REQUIRED TASK -
Please continue the news story about the Darwin High School student's entry in the University of Melbourne mathematics challenge, picking up after its final sentence.

SOURCE -
****

The Year 11 Darwin High School student entered the University of Melbourne challenge, eager to display her mathematical and problem solving skills.

The event invited government and non-government entrants from years 5 to 12 to provide an elaborate response to one of eight open-ended questions.

She chose a question asking for a way of mapping the position of any integer [whole number] in a clockwise spiral of positive integers.

“I refined a process, tested it using many different integers, and explored methods for proving the process can be successfully applied to any number,” she said.

“The problem was quite simple…but it was sufficiently complex and abstract in its geometric nature.

“All the contestants had to present a report describing the reasoning behind their solutions, and answer questions in front of five University of Melbourne judges.”

Alishba summarised the key points of her solution, her approach to the conundrum, and expanded further on the problem.

****

COLLECTED DATA -
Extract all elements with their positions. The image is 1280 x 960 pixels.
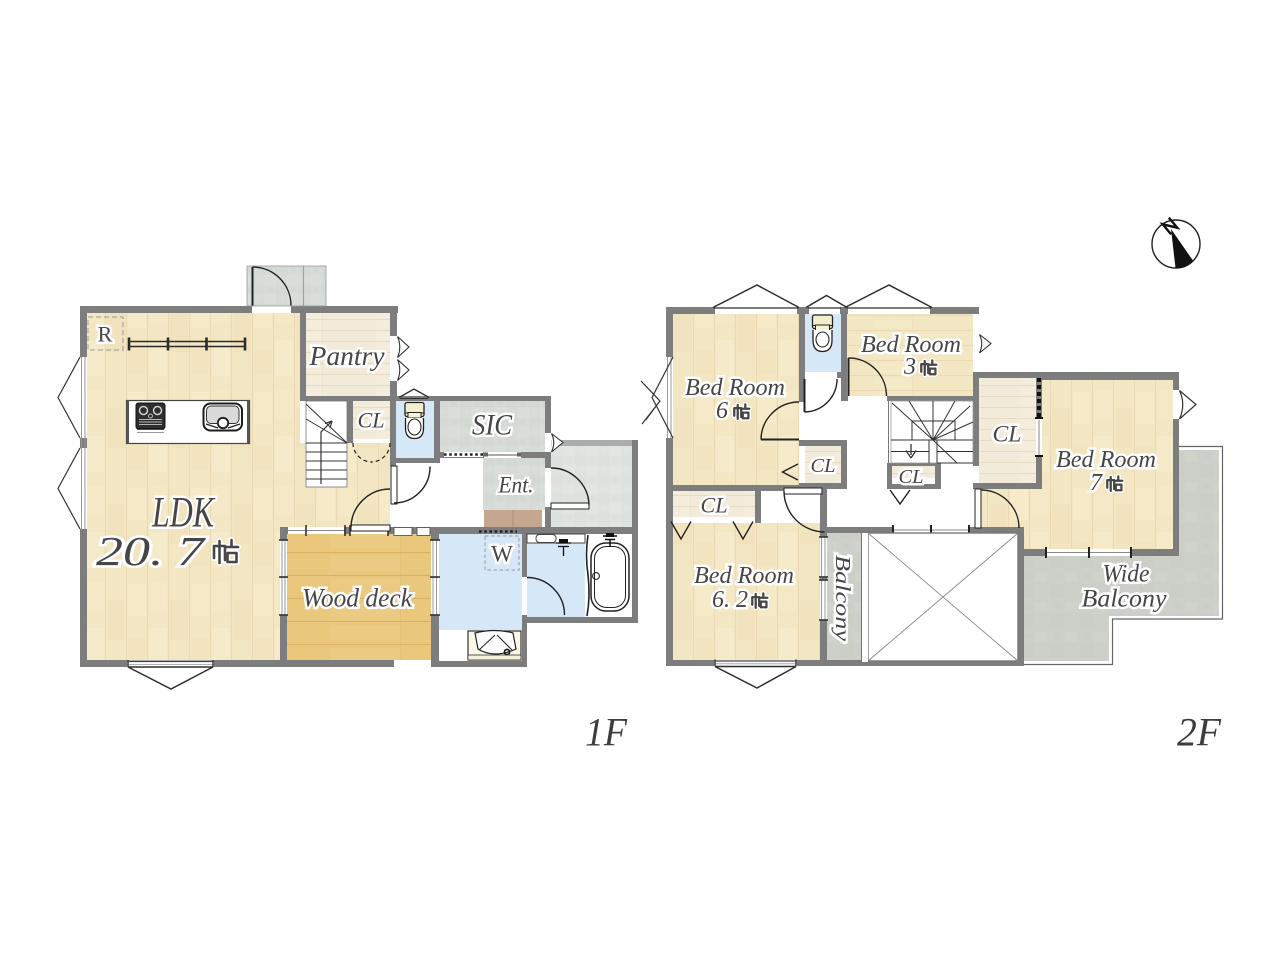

****

SOLVED PROBLEM -
“I proposed extensions of the problem not included in my report,” she said. “The judges were instantly intrigued. I was asked if I had a formal proof for my method…I anticipated they would ask, so I had prepared a proof.

“The problems were very different to mathematics taught at school. I saw the contest as an opportunity to expand my mathematical thinking, and challenge myself to communicate ideas clearly and succinctly.”

Alishba was jointly victorious with a team from John Monash Science School, a Melbourne specialist educator strongly focused on mathematics and science.

She aims to pursue a career that will hone her creative thinking and problem solving skills.